• [Aim]:
Draw out every line with the word "Knapp" from the listing below.

Records from a dataset:
·····

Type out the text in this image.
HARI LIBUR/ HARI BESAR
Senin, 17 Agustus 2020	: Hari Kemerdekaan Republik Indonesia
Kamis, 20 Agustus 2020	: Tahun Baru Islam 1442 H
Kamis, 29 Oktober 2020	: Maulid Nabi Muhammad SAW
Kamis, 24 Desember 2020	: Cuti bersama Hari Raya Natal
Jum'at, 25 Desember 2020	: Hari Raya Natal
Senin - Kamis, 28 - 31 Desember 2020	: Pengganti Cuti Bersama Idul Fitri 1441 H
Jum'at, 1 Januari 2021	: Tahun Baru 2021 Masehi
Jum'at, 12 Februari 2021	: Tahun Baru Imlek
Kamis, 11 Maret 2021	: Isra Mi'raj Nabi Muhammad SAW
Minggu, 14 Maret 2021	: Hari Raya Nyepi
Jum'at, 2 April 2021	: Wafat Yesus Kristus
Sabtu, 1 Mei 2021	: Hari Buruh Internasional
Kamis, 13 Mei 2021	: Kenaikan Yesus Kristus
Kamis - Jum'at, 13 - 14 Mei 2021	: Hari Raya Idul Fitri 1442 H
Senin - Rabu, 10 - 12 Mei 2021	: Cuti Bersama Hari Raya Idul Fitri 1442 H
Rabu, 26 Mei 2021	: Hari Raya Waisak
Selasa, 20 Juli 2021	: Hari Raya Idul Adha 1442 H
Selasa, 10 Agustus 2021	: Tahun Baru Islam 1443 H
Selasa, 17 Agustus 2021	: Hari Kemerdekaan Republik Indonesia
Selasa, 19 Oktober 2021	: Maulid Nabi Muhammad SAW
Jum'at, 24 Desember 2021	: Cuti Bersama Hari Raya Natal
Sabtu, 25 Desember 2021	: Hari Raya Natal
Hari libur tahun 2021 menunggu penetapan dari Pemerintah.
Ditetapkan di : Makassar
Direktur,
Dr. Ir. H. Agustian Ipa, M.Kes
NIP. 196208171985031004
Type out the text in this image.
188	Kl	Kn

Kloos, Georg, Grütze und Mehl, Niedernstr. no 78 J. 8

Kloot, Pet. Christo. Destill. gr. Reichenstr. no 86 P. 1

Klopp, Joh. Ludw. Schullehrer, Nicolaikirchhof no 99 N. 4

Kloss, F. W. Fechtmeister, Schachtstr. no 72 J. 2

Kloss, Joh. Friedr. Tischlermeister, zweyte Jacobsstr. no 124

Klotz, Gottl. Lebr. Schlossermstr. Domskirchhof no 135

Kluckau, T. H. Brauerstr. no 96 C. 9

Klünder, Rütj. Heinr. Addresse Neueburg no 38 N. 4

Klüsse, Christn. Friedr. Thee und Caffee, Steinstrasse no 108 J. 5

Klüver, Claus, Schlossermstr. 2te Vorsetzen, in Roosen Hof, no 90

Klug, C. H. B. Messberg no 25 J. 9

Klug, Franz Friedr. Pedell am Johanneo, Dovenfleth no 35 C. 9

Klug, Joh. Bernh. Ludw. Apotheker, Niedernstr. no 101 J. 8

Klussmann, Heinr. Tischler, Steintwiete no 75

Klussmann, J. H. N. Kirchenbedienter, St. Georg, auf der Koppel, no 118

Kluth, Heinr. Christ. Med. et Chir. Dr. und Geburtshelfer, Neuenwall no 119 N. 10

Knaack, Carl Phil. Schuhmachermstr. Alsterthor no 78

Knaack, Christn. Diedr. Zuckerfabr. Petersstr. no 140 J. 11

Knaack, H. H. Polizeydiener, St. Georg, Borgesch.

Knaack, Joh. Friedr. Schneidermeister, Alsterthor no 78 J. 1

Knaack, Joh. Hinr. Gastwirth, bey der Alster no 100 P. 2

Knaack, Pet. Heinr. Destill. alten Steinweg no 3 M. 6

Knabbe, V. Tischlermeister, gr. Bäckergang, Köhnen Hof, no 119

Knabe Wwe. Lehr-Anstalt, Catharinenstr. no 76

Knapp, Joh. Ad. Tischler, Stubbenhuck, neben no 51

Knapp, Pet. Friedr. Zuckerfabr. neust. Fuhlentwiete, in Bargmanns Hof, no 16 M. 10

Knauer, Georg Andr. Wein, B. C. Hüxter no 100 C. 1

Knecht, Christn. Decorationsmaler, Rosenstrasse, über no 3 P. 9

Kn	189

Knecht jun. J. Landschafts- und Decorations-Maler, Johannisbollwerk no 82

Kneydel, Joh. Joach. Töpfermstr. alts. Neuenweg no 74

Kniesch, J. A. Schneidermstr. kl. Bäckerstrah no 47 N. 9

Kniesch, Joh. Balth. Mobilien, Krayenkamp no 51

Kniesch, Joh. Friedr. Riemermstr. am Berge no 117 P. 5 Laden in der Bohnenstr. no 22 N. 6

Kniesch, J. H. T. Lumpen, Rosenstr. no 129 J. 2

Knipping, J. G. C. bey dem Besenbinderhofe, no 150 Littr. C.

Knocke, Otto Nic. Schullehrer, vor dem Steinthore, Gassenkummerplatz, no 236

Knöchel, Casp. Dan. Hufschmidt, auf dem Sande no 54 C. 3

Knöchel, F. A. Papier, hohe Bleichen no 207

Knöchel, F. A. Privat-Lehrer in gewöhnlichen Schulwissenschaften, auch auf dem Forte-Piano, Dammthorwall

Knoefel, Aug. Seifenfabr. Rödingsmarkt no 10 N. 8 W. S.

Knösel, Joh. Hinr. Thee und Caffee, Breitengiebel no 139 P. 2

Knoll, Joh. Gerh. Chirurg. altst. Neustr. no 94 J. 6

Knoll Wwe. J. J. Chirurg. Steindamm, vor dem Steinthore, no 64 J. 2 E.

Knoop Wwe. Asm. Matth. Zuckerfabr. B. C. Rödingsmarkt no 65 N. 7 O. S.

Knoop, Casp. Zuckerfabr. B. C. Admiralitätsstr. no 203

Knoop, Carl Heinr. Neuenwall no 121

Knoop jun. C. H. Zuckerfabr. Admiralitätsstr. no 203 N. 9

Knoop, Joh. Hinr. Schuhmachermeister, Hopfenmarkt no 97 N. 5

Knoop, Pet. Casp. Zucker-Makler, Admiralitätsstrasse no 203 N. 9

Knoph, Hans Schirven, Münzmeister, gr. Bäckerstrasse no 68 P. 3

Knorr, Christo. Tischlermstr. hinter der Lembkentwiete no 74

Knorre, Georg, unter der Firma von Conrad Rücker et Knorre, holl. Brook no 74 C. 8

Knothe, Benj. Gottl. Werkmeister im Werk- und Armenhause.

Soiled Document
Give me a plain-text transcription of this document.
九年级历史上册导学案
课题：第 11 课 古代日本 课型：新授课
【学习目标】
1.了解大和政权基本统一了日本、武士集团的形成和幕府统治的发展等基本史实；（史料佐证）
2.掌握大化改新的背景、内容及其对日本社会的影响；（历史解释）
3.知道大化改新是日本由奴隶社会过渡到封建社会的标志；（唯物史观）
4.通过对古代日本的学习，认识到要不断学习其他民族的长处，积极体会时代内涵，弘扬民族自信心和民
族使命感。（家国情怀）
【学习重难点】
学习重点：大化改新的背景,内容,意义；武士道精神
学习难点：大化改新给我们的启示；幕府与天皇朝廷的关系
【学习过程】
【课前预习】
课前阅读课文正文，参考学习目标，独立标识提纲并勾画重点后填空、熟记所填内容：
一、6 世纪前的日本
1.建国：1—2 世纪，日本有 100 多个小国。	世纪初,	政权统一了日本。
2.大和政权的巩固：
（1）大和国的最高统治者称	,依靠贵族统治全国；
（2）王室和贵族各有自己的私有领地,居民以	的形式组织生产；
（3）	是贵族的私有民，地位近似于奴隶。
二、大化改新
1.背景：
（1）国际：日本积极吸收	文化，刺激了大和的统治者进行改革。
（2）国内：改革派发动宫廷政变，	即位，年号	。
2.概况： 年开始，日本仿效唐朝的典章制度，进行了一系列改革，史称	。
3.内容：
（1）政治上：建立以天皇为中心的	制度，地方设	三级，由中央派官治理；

·····

• [Solution below]:
Knapp, Joh. Ad. Tischler, Stubbenhuck, neben no 51
Knapp, Pet. Friedr. Zuckerfabr. neust. Fuhlentwiete, in Bargmanns Hof, no 16 M. 10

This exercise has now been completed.